- Work instructions: Search the listing below for the word "Februari" and copy each line that holds it.

- Extracted information:
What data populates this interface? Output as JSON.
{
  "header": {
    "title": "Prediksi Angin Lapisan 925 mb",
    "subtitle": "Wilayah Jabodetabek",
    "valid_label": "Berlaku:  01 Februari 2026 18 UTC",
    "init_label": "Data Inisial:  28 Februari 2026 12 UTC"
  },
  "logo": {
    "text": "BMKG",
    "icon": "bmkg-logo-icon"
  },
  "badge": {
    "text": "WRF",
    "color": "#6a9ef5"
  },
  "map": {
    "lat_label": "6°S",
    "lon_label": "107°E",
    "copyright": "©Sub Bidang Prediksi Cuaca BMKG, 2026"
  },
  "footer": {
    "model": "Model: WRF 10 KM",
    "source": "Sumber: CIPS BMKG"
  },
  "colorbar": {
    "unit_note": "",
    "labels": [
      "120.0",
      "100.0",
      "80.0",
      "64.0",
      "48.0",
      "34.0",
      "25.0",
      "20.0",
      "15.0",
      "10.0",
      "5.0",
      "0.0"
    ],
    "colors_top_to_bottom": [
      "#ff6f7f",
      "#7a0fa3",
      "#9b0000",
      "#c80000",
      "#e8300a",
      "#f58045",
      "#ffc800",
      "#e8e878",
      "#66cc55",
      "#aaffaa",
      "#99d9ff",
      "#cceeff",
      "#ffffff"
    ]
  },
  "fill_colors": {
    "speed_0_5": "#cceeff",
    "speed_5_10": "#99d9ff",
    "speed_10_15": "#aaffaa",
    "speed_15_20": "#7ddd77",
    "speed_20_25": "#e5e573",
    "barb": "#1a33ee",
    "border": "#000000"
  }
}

- The result:
    "valid_label": "Berlaku:  01 Februari 2026 18 UTC",
    "init_label": "Data Inisial:  28 Februari 2026 12 UTC"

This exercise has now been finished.